#### OBJECTIVE:
Each line of the listing must be transcribed exactly, except for the images, which should be excluded.

################

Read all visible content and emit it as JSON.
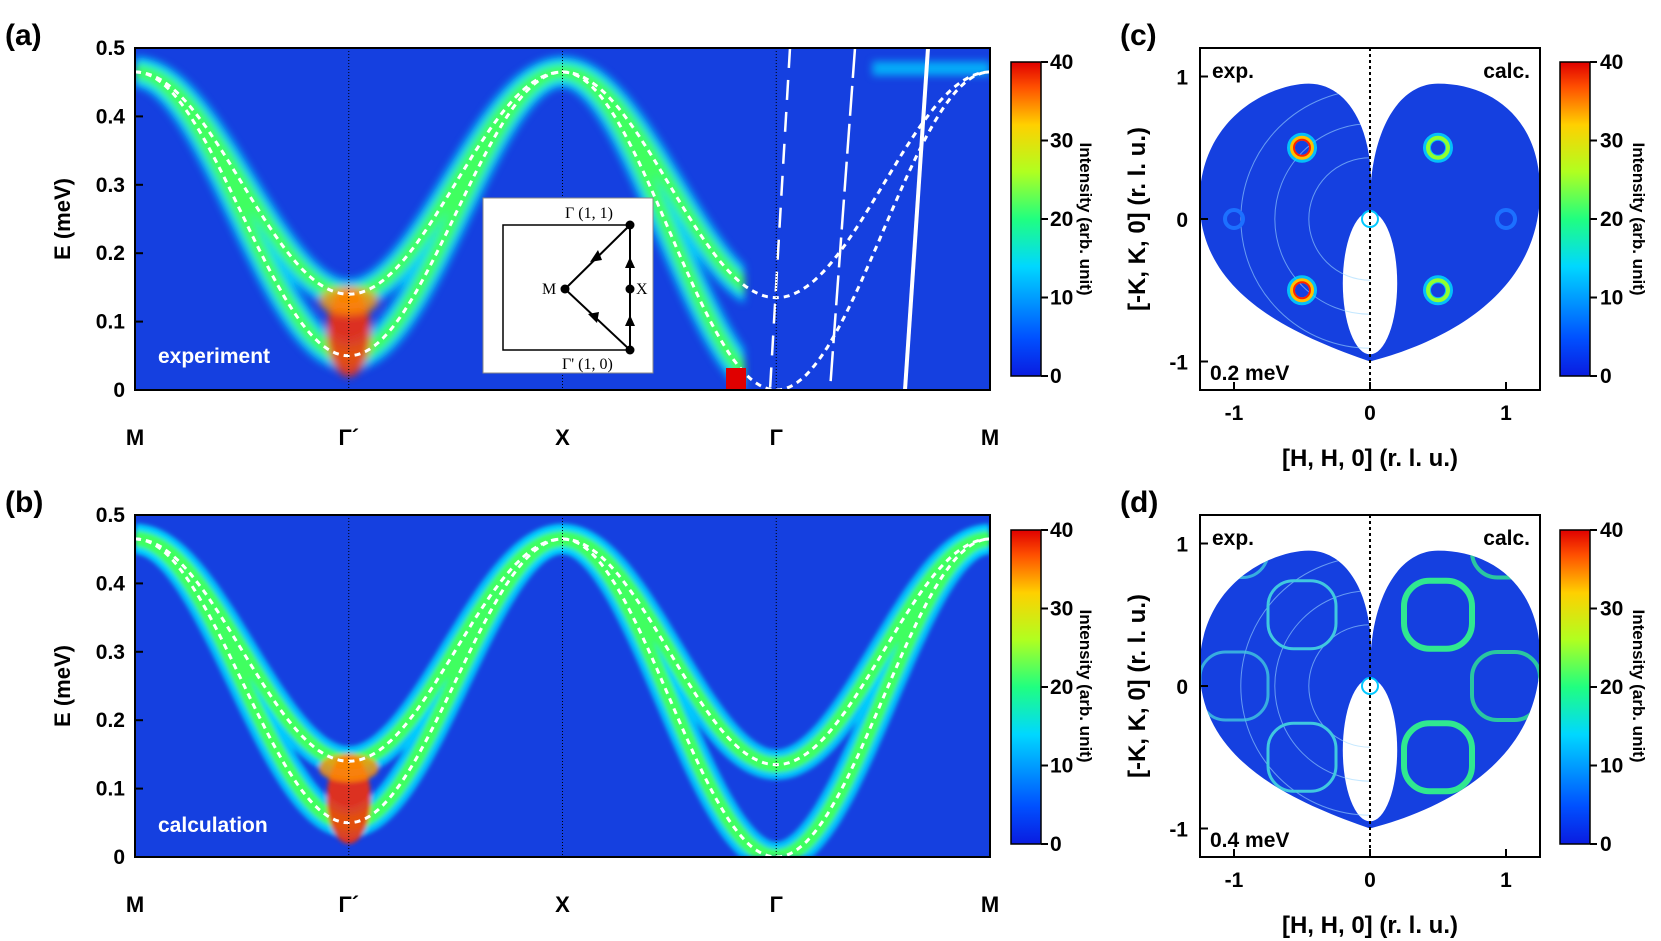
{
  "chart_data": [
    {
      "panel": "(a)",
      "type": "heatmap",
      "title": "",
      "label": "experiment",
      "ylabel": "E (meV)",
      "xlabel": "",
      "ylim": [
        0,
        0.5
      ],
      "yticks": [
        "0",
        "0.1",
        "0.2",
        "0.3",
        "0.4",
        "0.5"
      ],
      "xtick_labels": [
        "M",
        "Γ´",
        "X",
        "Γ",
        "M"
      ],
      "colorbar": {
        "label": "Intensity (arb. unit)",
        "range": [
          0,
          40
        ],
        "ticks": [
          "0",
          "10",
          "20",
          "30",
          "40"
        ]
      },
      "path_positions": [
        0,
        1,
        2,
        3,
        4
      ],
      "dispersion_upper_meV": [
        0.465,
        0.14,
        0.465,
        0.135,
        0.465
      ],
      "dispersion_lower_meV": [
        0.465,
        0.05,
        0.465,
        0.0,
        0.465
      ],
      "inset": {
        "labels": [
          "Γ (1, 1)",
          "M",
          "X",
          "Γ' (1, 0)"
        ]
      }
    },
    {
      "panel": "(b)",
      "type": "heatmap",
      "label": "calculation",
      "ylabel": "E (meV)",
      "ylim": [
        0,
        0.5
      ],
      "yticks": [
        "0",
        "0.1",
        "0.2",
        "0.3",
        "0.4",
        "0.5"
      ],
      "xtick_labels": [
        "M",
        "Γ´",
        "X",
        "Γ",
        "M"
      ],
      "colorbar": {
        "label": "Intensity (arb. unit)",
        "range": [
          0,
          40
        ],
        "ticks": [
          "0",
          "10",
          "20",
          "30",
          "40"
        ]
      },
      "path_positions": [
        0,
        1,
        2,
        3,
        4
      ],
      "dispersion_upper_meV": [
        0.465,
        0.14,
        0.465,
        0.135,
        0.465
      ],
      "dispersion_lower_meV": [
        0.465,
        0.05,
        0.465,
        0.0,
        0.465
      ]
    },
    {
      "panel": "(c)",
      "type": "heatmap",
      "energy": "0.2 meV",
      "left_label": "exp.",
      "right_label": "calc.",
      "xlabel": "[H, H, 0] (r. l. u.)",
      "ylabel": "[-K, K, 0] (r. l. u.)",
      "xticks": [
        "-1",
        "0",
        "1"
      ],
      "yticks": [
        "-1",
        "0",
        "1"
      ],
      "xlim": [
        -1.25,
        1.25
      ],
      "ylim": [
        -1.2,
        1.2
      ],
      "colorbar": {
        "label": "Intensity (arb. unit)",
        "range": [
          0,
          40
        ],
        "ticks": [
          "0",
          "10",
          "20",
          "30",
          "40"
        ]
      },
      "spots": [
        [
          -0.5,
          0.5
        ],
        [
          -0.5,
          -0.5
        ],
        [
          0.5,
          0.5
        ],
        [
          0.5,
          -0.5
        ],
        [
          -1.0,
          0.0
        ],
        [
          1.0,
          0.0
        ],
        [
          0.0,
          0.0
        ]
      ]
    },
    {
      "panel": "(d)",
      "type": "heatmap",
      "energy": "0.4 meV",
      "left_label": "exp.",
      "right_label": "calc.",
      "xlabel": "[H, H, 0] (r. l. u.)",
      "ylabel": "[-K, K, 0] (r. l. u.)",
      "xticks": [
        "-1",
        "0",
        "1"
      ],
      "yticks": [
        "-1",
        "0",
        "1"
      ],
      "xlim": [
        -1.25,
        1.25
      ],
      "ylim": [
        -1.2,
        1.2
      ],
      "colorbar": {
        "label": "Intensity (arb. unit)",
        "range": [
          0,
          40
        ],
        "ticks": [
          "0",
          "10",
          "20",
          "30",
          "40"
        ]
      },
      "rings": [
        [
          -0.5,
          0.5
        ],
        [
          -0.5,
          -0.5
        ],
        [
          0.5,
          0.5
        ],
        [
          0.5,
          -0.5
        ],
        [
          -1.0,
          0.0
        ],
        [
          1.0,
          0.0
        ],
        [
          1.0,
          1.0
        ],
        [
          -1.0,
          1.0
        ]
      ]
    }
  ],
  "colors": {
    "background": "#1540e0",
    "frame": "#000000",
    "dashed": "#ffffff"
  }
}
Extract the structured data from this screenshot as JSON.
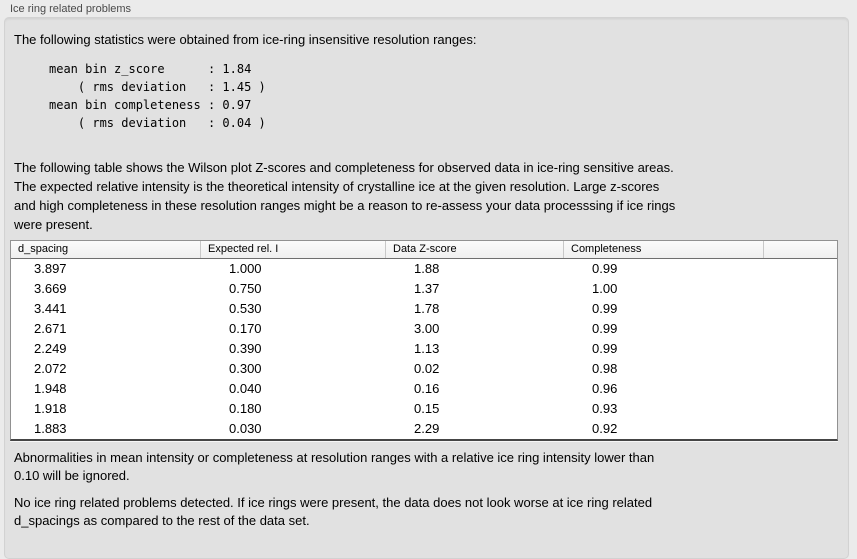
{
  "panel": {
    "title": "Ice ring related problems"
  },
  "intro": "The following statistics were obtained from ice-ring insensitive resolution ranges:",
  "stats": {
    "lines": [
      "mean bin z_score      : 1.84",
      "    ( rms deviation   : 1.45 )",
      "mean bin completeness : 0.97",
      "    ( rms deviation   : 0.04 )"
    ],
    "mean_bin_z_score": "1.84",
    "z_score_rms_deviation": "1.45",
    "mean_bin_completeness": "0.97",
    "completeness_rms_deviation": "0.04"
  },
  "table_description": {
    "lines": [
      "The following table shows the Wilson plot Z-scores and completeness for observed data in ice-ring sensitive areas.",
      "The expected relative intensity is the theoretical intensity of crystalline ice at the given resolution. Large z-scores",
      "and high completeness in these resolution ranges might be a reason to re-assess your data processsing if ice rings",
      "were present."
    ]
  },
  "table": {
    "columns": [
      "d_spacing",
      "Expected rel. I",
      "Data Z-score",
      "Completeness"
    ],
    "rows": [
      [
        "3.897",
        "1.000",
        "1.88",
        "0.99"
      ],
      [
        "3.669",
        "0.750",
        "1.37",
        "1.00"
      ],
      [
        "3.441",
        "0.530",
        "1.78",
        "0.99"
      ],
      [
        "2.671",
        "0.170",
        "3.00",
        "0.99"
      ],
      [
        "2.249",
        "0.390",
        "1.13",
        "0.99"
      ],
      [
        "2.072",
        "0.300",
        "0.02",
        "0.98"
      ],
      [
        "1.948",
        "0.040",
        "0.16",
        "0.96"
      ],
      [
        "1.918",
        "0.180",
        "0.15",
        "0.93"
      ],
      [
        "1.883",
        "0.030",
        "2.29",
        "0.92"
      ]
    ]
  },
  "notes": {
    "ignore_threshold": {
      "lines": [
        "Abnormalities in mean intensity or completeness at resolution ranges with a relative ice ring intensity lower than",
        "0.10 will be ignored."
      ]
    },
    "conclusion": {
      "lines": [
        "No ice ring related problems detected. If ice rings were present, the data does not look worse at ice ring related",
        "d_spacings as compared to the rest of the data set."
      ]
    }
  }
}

################

#### EXERCISE RESULT:
Read all visible content and emit it as JSON.
{
  "chart_data": [
    {
      "panel": "(a)",
      "type": "heatmap",
      "title": "",
      "label": "experiment",
      "ylabel": "E (meV)",
      "xlabel": "",
      "ylim": [
        0,
        0.5
      ],
      "yticks": [
        "0",
        "0.1",
        "0.2",
        "0.3",
        "0.4",
        "0.5"
      ],
      "xtick_labels": [
        "M",
        "Γ´",
        "X",
        "Γ",
        "M"
      ],
      "colorbar": {
        "label": "Intensity (arb. unit)",
        "range": [
          0,
          40
        ],
        "ticks": [
          "0",
          "10",
          "20",
          "30",
          "40"
        ]
      },
      "path_positions": [
        0,
        1,
        2,
        3,
        4
      ],
      "dispersion_upper_meV": [
        0.465,
        0.14,
        0.465,
        0.135,
        0.465
      ],
      "dispersion_lower_meV": [
        0.465,
        0.05,
        0.465,
        0.0,
        0.465
      ],
      "inset": {
        "labels": [
          "Γ (1, 1)",
          "M",
          "X",
          "Γ' (1, 0)"
        ]
      }
    },
    {
      "panel": "(b)",
      "type": "heatmap",
      "label": "calculation",
      "ylabel": "E (meV)",
      "ylim": [
        0,
        0.5
      ],
      "yticks": [
        "0",
        "0.1",
        "0.2",
        "0.3",
        "0.4",
        "0.5"
      ],
      "xtick_labels": [
        "M",
        "Γ´",
        "X",
        "Γ",
        "M"
      ],
      "colorbar": {
        "label": "Intensity (arb. unit)",
        "range": [
          0,
          40
        ],
        "ticks": [
          "0",
          "10",
          "20",
          "30",
          "40"
        ]
      },
      "path_positions": [
        0,
        1,
        2,
        3,
        4
      ],
      "dispersion_upper_meV": [
        0.465,
        0.14,
        0.465,
        0.135,
        0.465
      ],
      "dispersion_lower_meV": [
        0.465,
        0.05,
        0.465,
        0.0,
        0.465
      ]
    },
    {
      "panel": "(c)",
      "type": "heatmap",
      "energy": "0.2 meV",
      "left_label": "exp.",
      "right_label": "calc.",
      "xlabel": "[H, H, 0] (r. l. u.)",
      "ylabel": "[-K, K, 0] (r. l. u.)",
      "xticks": [
        "-1",
        "0",
        "1"
      ],
      "yticks": [
        "-1",
        "0",
        "1"
      ],
      "xlim": [
        -1.25,
        1.25
      ],
      "ylim": [
        -1.2,
        1.2
      ],
      "colorbar": {
        "label": "Intensity (arb. unit)",
        "range": [
          0,
          40
        ],
        "ticks": [
          "0",
          "10",
          "20",
          "30",
          "40"
        ]
      },
      "spots": [
        [
          -0.5,
          0.5
        ],
        [
          -0.5,
          -0.5
        ],
        [
          0.5,
          0.5
        ],
        [
          0.5,
          -0.5
        ],
        [
          -1.0,
          0.0
        ],
        [
          1.0,
          0.0
        ],
        [
          0.0,
          0.0
        ]
      ]
    },
    {
      "panel": "(d)",
      "type": "heatmap",
      "energy": "0.4 meV",
      "left_label": "exp.",
      "right_label": "calc.",
      "xlabel": "[H, H, 0] (r. l. u.)",
      "ylabel": "[-K, K, 0] (r. l. u.)",
      "xticks": [
        "-1",
        "0",
        "1"
      ],
      "yticks": [
        "-1",
        "0",
        "1"
      ],
      "xlim": [
        -1.25,
        1.25
      ],
      "ylim": [
        -1.2,
        1.2
      ],
      "colorbar": {
        "label": "Intensity (arb. unit)",
        "range": [
          0,
          40
        ],
        "ticks": [
          "0",
          "10",
          "20",
          "30",
          "40"
        ]
      },
      "rings": [
        [
          -0.5,
          0.5
        ],
        [
          -0.5,
          -0.5
        ],
        [
          0.5,
          0.5
        ],
        [
          0.5,
          -0.5
        ],
        [
          -1.0,
          0.0
        ],
        [
          1.0,
          0.0
        ],
        [
          1.0,
          1.0
        ],
        [
          -1.0,
          1.0
        ]
      ]
    }
  ],
  "colors": {
    "background": "#1540e0",
    "frame": "#000000",
    "dashed": "#ffffff"
  }
}
Extract the structured data from this screenshot as JSON.
{
  "panel": {
    "title": "Ice ring related problems"
  },
  "intro": "The following statistics were obtained from ice-ring insensitive resolution ranges:",
  "stats": {
    "lines": [
      "mean bin z_score      : 1.84",
      "    ( rms deviation   : 1.45 )",
      "mean bin completeness : 0.97",
      "    ( rms deviation   : 0.04 )"
    ],
    "mean_bin_z_score": "1.84",
    "z_score_rms_deviation": "1.45",
    "mean_bin_completeness": "0.97",
    "completeness_rms_deviation": "0.04"
  },
  "table_description": {
    "lines": [
      "The following table shows the Wilson plot Z-scores and completeness for observed data in ice-ring sensitive areas.",
      "The expected relative intensity is the theoretical intensity of crystalline ice at the given resolution. Large z-scores",
      "and high completeness in these resolution ranges might be a reason to re-assess your data processsing if ice rings",
      "were present."
    ]
  },
  "table": {
    "columns": [
      "d_spacing",
      "Expected rel. I",
      "Data Z-score",
      "Completeness"
    ],
    "rows": [
      [
        "3.897",
        "1.000",
        "1.88",
        "0.99"
      ],
      [
        "3.669",
        "0.750",
        "1.37",
        "1.00"
      ],
      [
        "3.441",
        "0.530",
        "1.78",
        "0.99"
      ],
      [
        "2.671",
        "0.170",
        "3.00",
        "0.99"
      ],
      [
        "2.249",
        "0.390",
        "1.13",
        "0.99"
      ],
      [
        "2.072",
        "0.300",
        "0.02",
        "0.98"
      ],
      [
        "1.948",
        "0.040",
        "0.16",
        "0.96"
      ],
      [
        "1.918",
        "0.180",
        "0.15",
        "0.93"
      ],
      [
        "1.883",
        "0.030",
        "2.29",
        "0.92"
      ]
    ]
  },
  "notes": {
    "ignore_threshold": {
      "lines": [
        "Abnormalities in mean intensity or completeness at resolution ranges with a relative ice ring intensity lower than",
        "0.10 will be ignored."
      ]
    },
    "conclusion": {
      "lines": [
        "No ice ring related problems detected. If ice rings were present, the data does not look worse at ice ring related",
        "d_spacings as compared to the rest of the data set."
      ]
    }
  }
}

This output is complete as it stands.